» **Aangeleverd fragment**:
╭──

ECLI:NL:RBDHA:2024:12402

Rechtbank Den Haag

Datum uitspraak
7 augustus 2024
Publicatiedatum
8 augustus 2024
Zaaknummer
NL24.31052
Instantie
Rechtbank Den Haag
Type
Uitspraak
Rechtsgebied
Bestuursrecht; Vreemdelingenrecht
Procedures
  • Voorlopige voorziening
Vindplaatsen
  • Rechtspraak.nl
AI samenvatting door LexboostAutomatisch gegenereerd

Afwijzing verzoek voorlopige voorziening tegen feitelijke uitzetting naar Litouwen

In deze zaak heeft de voorzieningenrechter van de Rechtbank Den Haag op 7 augustus 2024 uitspraak gedaan in een verzoek om een voorlopige voorziening. Verzoeker, een Litouwse man, was op 16 juli 2024 geïnformeerd over zijn uitzetting naar Litouwen op 8 augustus 2024. Hij maakte bezwaar tegen deze uitzetting en vroeg de voorzieningenrechter om te voorkomen dat hij Nederland zou moeten verlaten. De voorzieningenrechter heeft vastgesteld dat verzoeker in Nederland is aangetroffen op 24 november 2021 en sindsdien verschillende juridische procedures heeft doorlopen, waaronder een asielaanvraag die is afgewezen en meerdere veroordelingen voor misdrijven. De minister van Asiel en Migratie heeft verzoeker ongewenst verklaard, wat betekent dat hij geen rechtmatig verblijf heeft in Nederland. De voorzieningenrechter overwoog dat verzoeker geen nieuwe feiten of omstandigheden had aangedragen die de rechtmatigheid van de uitzetting in twijfel konden trekken. De rechter concludeerde dat het bezwaar van verzoeker geen redelijke kans van slagen had en wees het verzoek om een voorlopige voorziening af. De uitspraak is openbaar gemaakt en er staat geen hoger beroep of verzet open tegen deze beslissing.

Uitspraak

RECHTBANK DEN HAAG

Zittingsplaats Groningen
Bestuursrecht
zaaknummer: NL24.31052

uitspraak van de voorzieningenrechter in de zaak tussen

[naam] , verzoeker,

geboren op [datum] ,
van Litouwse nationaliteit,
V-nummer: [nummer]
(gemachtigde: mr. E.W.B. van Twist),
en
de minister van Asiel en Migratie, voorheen de staatssecretaris van Justitie en Veiligheid, de minister
(gemachtigde: mr. R.P.G. van Bel).

Procesverloop

Verweerder heeft verzoeker op 16 juli 2024 kenbaar gemaakt dat hij op 8 augustus 2024, om 10:20 uur per vliegtuig (vluchtnummer BT 962) zal worden uitgezet naar Vilnius, Litouwen.

╰──

» **Aangeleverd materiaal**:
╭──

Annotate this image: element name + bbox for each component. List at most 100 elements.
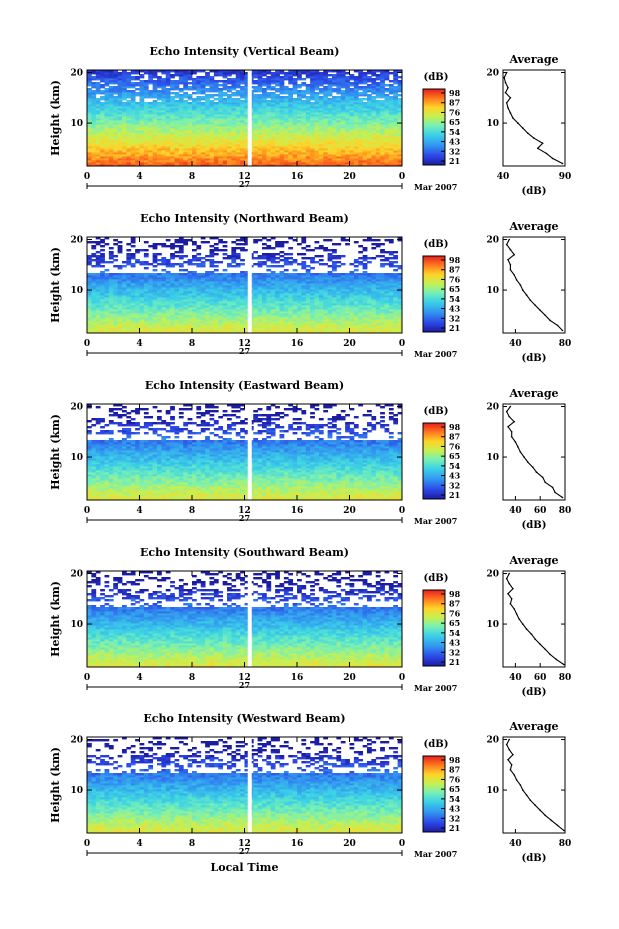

╰──

» **Wat wordt verwacht**: Hervat alsjeblieft de uitspraak over de uitzetting naar Litouwen en schrijf verder na de laatste zin die getoond wordt.

» **Resultaat**:
Verzoeker heeft hiertegen op 2 augustus 2024 bezwaar gemaakt. Op 7 augustus 2024 heeft hij de voorzieningenrechter verzocht om de voorlopige voorziening te treffen dat hij niet uit Nederland mag worden uitgezet.
Verweerder heeft op 7 augustus 2024 een reactie gegeven op het verzoek. De voorzieningenrechter heeft het onderzoek vervolgens gesloten.
Omdat onverwijlde spoed dat vereist, is een zitting achterwege gebleven. [1]

Overwegingen

1. Ingevolge artikel 8:81, eerste lid, van de Algemene wet bestuursrecht kan, indien tegen een besluit bij de rechtbank beroep is ingesteld, dan wel, voorafgaand aan een mogelijk beroep bij de rechtbank, bezwaar is gemaakt of administratief beroep is ingesteld, de voorzieningenrechter van de rechtbank die bevoegd is of kan worden in de hoofdzaak, op verzoek een voorlopige voorziening treffen indien onverwijlde spoed, gelet op de betrokken belangen, dat vereist.
Feitenvaststelling
2.1.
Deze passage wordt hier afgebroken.